Record set:
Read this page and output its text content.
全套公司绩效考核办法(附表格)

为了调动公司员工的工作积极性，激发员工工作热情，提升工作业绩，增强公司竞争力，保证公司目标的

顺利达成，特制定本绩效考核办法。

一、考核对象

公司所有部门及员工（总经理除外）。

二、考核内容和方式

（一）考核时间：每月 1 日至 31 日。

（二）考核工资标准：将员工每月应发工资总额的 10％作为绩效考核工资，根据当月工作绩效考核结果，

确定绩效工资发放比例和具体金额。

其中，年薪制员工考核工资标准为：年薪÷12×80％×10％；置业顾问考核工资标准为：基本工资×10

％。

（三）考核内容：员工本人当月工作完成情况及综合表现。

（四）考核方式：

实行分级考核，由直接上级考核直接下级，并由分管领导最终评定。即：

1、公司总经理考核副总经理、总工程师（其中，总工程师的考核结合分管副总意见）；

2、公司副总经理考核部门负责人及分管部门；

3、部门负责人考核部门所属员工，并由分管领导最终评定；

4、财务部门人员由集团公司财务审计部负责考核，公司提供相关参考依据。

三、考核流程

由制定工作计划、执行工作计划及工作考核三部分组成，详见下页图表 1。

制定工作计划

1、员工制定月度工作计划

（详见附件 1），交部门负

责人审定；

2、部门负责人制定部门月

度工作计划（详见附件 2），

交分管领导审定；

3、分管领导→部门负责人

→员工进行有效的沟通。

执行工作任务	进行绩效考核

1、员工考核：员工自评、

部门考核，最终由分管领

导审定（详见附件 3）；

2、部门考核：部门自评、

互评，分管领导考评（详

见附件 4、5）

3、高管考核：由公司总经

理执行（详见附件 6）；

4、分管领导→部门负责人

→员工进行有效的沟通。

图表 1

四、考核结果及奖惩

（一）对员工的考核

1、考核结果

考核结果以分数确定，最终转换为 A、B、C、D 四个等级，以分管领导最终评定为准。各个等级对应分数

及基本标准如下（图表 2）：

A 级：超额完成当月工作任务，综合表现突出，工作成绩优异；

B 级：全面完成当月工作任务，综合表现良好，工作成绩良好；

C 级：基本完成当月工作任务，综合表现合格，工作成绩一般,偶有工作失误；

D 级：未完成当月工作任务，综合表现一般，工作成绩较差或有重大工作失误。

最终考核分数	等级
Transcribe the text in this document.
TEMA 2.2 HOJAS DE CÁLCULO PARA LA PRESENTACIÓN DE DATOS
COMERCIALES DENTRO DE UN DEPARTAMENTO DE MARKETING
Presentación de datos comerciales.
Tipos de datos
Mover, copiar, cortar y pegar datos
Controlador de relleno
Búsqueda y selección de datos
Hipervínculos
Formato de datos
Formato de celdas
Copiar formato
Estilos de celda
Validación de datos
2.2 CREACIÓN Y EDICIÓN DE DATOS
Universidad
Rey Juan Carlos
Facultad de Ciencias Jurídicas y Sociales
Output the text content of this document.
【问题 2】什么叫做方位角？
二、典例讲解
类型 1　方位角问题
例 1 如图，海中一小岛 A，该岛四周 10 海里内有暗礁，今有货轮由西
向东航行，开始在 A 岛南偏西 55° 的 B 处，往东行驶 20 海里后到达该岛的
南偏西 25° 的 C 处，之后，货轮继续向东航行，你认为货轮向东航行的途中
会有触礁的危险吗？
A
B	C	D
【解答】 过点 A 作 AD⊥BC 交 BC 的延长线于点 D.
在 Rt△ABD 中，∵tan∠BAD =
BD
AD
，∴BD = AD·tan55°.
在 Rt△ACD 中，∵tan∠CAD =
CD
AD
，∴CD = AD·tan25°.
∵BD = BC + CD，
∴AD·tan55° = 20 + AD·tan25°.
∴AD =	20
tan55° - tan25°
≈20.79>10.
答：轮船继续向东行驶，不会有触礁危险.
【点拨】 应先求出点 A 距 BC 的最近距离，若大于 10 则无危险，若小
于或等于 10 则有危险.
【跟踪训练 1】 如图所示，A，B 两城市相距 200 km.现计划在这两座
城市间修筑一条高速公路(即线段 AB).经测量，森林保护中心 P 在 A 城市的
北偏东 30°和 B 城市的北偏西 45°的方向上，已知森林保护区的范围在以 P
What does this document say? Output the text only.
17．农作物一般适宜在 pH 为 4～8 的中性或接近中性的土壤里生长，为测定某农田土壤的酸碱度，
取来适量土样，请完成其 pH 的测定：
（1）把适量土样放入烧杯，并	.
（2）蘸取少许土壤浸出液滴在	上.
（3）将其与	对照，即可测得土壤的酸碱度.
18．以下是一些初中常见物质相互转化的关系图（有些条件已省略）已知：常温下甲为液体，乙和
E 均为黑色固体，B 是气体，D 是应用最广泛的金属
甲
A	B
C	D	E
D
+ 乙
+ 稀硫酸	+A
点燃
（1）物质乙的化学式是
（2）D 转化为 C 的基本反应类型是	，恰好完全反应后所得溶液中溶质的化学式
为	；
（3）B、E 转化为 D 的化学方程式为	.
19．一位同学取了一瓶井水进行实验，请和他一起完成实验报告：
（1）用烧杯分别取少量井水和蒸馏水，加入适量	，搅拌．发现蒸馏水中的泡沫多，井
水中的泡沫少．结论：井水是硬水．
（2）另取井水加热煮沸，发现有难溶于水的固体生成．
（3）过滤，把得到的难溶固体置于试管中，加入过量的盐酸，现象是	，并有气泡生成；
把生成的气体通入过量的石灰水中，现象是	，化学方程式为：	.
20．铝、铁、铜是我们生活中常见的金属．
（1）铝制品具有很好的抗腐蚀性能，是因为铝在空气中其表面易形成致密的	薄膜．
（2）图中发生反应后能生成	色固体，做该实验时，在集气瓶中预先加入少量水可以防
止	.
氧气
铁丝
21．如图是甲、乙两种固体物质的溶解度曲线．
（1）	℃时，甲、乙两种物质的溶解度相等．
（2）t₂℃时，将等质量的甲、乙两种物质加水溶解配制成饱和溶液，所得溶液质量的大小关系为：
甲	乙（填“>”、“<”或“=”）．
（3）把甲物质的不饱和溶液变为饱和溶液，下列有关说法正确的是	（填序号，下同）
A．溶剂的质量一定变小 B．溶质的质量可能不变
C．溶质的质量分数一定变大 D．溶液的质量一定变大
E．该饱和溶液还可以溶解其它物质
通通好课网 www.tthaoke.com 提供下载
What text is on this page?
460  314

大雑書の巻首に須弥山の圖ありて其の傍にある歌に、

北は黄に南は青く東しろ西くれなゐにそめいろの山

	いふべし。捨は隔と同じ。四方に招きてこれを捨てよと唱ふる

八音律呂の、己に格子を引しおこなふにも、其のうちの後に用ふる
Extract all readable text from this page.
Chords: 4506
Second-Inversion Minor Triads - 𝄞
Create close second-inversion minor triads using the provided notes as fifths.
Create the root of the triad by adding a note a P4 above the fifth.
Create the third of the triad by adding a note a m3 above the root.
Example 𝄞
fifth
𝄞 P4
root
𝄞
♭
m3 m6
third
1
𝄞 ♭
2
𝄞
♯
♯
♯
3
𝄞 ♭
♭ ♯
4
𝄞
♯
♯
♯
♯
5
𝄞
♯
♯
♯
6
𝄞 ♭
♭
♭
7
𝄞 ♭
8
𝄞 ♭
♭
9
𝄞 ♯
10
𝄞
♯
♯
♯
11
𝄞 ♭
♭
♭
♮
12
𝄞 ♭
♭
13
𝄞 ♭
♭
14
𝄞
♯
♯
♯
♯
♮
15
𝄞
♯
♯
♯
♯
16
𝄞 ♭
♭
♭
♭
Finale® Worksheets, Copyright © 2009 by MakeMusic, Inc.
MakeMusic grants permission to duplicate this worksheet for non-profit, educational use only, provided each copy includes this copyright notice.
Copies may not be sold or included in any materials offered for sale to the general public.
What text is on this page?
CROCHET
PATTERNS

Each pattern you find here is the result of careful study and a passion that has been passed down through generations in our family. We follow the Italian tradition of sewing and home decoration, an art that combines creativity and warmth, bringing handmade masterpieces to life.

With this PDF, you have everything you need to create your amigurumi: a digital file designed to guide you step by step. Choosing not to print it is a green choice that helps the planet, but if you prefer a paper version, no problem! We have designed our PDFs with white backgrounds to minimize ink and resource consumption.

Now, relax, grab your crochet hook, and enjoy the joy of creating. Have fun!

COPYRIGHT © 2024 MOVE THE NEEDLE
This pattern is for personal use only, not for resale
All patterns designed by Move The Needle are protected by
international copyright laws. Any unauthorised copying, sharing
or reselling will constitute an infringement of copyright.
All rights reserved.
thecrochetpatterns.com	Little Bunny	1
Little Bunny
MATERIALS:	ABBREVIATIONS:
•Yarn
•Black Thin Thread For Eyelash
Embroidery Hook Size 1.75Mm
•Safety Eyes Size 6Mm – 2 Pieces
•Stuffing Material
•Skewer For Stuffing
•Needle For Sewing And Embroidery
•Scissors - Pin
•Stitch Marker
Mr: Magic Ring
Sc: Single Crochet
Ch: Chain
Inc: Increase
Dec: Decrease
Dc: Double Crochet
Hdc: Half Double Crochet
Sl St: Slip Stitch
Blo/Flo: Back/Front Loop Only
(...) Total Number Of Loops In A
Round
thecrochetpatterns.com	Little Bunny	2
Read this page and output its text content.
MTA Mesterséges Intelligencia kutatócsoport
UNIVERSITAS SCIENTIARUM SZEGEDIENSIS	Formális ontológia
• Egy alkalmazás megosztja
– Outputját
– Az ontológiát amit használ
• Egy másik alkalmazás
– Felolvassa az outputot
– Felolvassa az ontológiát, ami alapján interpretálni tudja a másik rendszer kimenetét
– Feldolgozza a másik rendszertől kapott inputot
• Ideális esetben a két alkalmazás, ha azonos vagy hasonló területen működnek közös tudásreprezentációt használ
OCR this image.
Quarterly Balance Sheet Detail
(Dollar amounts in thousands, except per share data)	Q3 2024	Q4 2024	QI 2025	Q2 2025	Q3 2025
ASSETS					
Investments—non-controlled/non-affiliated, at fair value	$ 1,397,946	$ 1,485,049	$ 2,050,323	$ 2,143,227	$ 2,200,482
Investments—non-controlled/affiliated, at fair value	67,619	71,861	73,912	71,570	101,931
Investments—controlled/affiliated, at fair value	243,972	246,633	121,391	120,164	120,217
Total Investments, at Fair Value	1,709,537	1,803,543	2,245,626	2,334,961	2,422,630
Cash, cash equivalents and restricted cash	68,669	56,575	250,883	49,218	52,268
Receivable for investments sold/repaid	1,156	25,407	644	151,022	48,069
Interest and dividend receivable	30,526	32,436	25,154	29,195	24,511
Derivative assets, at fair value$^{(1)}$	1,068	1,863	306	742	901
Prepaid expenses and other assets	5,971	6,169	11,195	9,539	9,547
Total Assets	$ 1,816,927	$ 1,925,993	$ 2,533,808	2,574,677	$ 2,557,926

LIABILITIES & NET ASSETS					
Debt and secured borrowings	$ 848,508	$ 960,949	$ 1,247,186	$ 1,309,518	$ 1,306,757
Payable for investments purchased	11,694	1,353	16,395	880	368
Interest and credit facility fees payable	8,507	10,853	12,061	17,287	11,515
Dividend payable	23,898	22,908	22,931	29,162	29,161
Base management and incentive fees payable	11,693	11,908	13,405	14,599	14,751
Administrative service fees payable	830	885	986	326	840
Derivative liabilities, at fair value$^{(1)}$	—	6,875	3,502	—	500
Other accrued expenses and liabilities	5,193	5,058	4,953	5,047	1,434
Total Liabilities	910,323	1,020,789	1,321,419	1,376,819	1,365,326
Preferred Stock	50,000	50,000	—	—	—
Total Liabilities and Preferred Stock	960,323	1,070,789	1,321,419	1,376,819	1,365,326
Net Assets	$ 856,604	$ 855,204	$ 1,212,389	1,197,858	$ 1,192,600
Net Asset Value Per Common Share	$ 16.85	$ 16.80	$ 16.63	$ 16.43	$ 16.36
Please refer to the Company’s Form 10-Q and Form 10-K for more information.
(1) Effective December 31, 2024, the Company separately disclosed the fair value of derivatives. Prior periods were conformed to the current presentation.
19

Task brief: State the number of lines in the records that contain the string "Felolvassa", and nothing more.

Reply: 2